> _RECORDS FOR THE EXERCISE_
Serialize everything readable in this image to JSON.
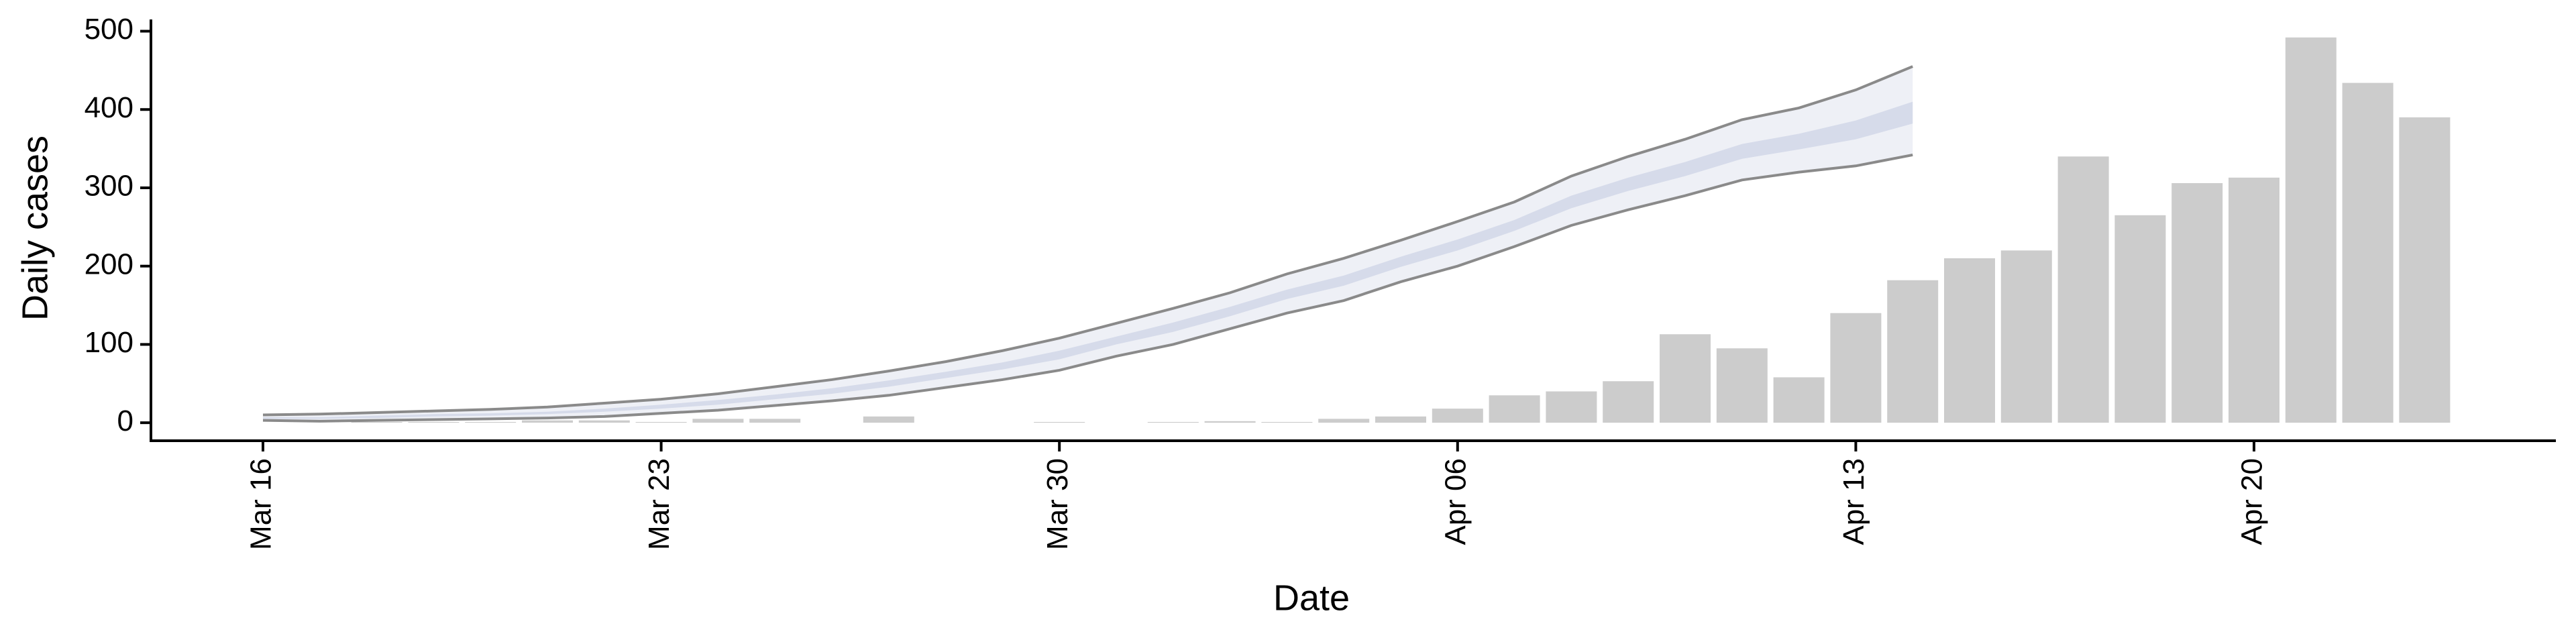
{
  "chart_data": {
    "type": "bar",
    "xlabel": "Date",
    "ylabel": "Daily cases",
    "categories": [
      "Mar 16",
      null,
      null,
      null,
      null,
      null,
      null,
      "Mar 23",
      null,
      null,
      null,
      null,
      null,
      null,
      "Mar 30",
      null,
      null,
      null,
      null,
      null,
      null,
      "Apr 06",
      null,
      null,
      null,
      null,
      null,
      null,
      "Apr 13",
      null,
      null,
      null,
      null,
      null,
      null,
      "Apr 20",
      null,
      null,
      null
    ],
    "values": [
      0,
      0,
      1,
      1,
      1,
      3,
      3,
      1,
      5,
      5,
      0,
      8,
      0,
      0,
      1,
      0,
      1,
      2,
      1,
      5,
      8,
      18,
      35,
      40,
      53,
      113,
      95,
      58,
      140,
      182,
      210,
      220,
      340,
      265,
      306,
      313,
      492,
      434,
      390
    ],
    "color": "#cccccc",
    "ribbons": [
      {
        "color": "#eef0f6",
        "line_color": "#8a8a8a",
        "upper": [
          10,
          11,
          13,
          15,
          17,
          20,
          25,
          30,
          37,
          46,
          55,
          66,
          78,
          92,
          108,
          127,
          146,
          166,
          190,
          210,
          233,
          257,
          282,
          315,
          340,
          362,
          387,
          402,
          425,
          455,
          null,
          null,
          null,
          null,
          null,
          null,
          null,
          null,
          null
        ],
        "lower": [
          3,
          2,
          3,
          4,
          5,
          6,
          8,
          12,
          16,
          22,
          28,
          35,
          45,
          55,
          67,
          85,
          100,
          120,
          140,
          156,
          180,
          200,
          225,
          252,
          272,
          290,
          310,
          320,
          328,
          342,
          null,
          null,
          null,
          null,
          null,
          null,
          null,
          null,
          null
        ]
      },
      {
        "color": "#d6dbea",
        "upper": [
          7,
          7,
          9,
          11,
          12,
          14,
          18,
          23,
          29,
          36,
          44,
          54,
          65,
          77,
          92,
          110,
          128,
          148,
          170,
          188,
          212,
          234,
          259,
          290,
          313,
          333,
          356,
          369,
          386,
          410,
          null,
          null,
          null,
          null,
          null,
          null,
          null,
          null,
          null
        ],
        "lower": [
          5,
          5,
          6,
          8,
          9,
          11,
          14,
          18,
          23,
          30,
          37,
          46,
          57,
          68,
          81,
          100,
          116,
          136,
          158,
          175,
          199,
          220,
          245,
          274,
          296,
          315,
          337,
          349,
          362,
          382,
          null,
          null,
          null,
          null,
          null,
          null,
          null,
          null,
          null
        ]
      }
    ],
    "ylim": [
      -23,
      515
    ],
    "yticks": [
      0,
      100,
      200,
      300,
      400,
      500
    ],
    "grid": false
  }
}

---

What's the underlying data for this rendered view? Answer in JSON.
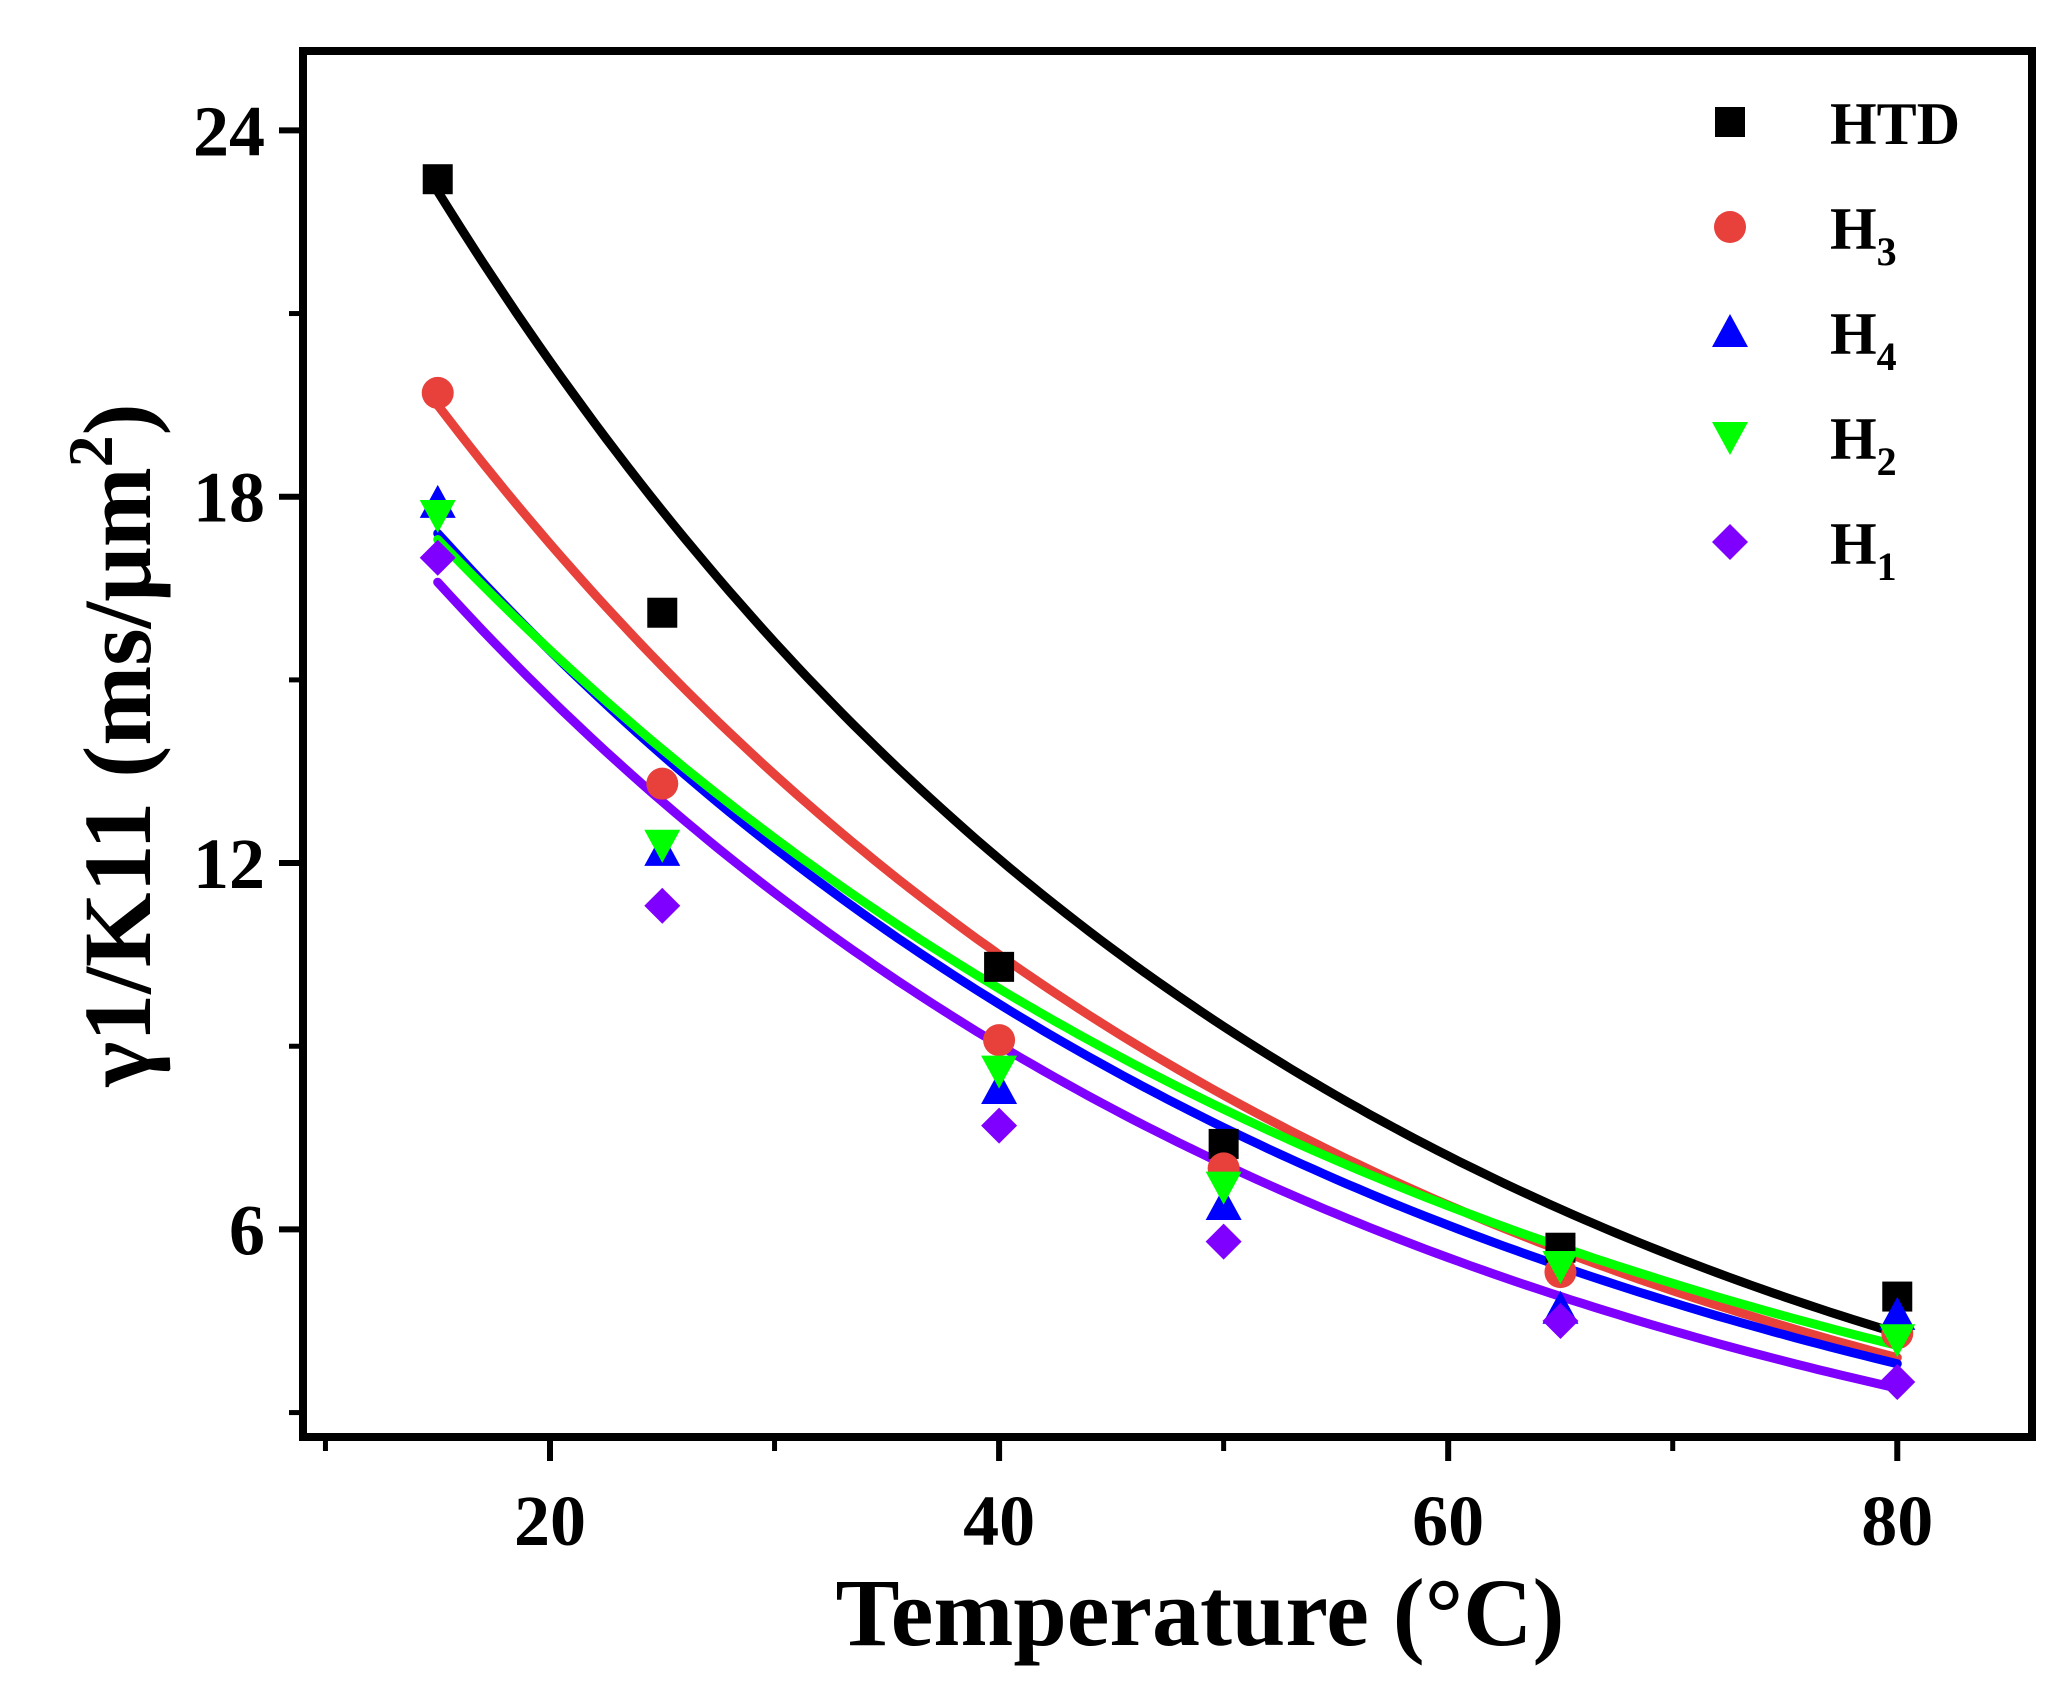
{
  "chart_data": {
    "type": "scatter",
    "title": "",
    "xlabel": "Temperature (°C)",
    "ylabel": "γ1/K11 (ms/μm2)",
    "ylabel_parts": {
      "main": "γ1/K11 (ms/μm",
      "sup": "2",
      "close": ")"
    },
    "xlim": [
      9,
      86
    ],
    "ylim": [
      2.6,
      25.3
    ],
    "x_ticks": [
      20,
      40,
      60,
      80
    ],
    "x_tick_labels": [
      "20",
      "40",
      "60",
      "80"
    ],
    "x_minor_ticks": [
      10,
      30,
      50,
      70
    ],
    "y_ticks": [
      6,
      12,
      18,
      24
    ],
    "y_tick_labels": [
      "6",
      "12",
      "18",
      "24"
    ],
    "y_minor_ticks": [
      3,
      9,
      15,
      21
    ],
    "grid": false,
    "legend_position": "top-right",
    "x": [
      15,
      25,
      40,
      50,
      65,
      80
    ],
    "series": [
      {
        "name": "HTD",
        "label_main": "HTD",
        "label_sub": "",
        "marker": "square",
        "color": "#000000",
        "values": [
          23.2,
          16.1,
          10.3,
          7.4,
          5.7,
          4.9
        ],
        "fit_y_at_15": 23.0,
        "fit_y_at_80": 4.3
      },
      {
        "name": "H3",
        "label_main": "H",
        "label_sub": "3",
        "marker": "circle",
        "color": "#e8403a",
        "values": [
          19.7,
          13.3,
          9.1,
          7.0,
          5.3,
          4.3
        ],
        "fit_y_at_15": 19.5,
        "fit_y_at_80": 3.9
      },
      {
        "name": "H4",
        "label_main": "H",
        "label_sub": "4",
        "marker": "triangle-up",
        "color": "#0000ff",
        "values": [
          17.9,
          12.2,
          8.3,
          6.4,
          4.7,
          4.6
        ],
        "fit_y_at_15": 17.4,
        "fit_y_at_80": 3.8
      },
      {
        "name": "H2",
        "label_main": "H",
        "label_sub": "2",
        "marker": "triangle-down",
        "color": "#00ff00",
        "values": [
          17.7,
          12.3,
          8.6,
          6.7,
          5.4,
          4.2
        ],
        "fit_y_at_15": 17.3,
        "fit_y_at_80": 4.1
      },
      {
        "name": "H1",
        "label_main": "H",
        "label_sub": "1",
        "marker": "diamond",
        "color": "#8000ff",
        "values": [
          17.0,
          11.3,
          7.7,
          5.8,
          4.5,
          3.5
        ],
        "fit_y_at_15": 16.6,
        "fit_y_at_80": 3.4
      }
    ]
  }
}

> _DIRECTIONS FOR THIS TASK_
State how many lines in the entries above include the word "triangle"; reply with the number alone.

> _PROBLEM SOLUTION_
2